**演習の要件:**
1. Osaka MetroのAWS導入事例のうち、「AWS環境の統制上のリスクに」から「りへの貢献に取り組んでいる。」までのすべてを一字も変えずに書き出すこと。
2. Osaka MetroのAWS導入事例を、最後に示された文の後から書き継ぐこと。

____ ページ本文

AWS環境の統制上のリスクに備え、AWS Organizationsを活用して統合的なアカウント管理基盤を構築。ガバナンス強化とコストの最適化を実現
大阪市高速電気軌道株式会社(Osaka Metro)様
大阪市内を中心に地下鉄など9路線の運行のほか、BRT、オンデマンドバスなどの交通サービスを提供。現在、都市型MaaS構想「e METRO」を掲げ、鉄道・バスなど既存の交通サービスの進化に加え、移動の目的となるさまざまなサービスの組み合わせによる新たな価値創出、大阪の新たなまちづくりへの貢献に取り組んでいる。
お話を伺った方
- 阪口 大輔 氏
- 大阪市高速電気軌道株式会社 ICT戦略部 ICT戦略課長 兼 情報セキュリティ統括課長 兼 ICTインフラ課長
- 山本 修平 氏
- 大阪市高速電気軌道株式会社 ICT戦略部 ICT戦略課 係長
- 安井 淳一 氏
- 大阪市高速電気軌道株式会社 ICT戦略部 ICT戦略課
事例のポイント
Before
お客様の課題
- 都市型MaaS構想「e METRO」を支えるクラウド基盤の強化
- AWS環境の乱立による統制上のリスク
- AWSアカウントの使用状況がブラックボックス化
- AWS環境の監視、バックアップ体制の強化
After
課題解決の成果
- AWS標準ガイドラインによる管理レベルの向上
- AWS Organizationsによるアカウントの統合管理基盤の構築
- AWS環境のガバナンス、セキュリティの強化
- AWS環境の監視、バックアップコストの圧縮
- AWSの技術習得による内製開発へのシフト
Index
将来のAWS環境の乱立に備えてAWSアカウントの統制強化に着手
Osaka Metroが成長戦略の1つとして掲げ、グループ総体で推進する都市型MaaS構想「e METRO」は、鉄道・バスなど既存の交通サービスとショッピングや食事といったさまざまなサービスを組み合わせることで、大阪のさらなる発展と消費者の生活の向上を目指すものです。構想がスタートした当初からクラウド活用を基本方針とした同社では現在、AWSを含めた複数のクラウドサービスを使い分けながら、各種システムの運用を行っています。ICT戦略部 ICT戦略課長の阪口大輔氏は次のように話します。

________
____ データの内容

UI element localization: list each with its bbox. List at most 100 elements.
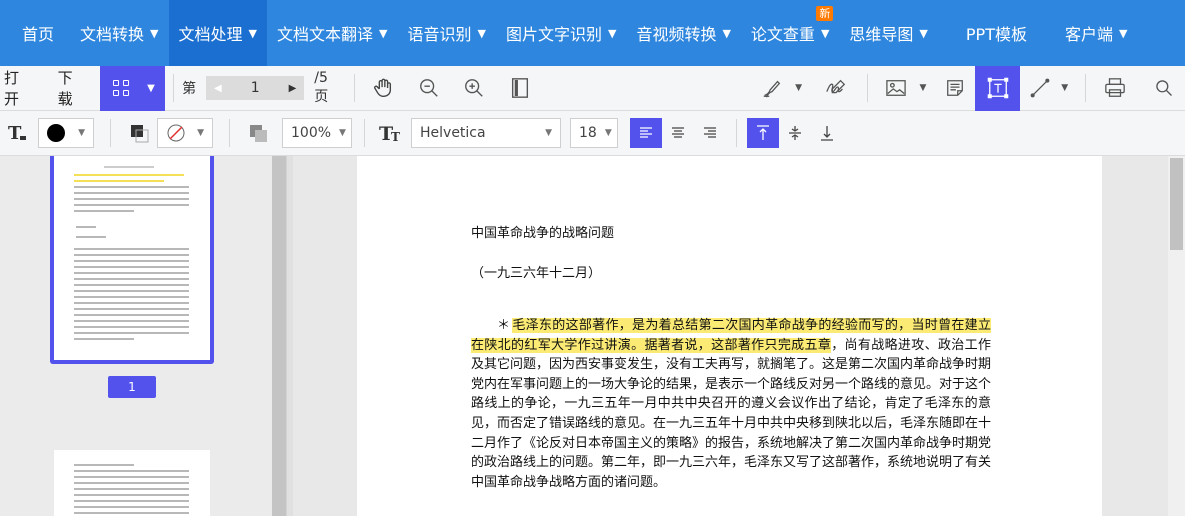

________

**課題ごとの解答:**
1.
AWS環境の統制上のリスクに備え、AWS Organizationsを活用して統合的なアカウント管理基盤を構築。ガバナンス強化とコストの最適化を実現
大阪市高速電気軌道株式会社(Osaka Metro)様
大阪市内を中心に地下鉄など9路線の運行のほか、BRT、オンデマンドバスなどの交通サービスを提供。現在、都市型MaaS構想「e METRO」を掲げ、鉄道・バスなど既存の交通サービスの進化に加え、移動の目的となるさまざまなサービスの組み合わせによる新たな価値創出、大阪の新たなまちづくりへの貢献に取り組んでいる。

2.
「クラウドの活用に舵を切ったのは、民営化した後の2018年からです。交通インフラを支える基幹システムは現在もオンプレミスで運用していますが、e METROのサービス基盤や新規アプリはAWS上で構築し、その他にもデータ分析などの基盤を他のクラウドサービス上で構築しています」
こうした中で新たな課題となったのが、増え続けるAWS環境の管理です。それまでは各業務部門が独自にAWSアカウントを作成していたため、アカウントの使用状況がブラックボックス化し、ICT戦略部では把握できない状況になっていました。
「このままでは統制が効かなくなるリスクがあったため、AWS活用の全社的なガイドラインを策定した上で、AWSアカウントを統合的に管理する仕組みを導入することにしました」(阪口氏)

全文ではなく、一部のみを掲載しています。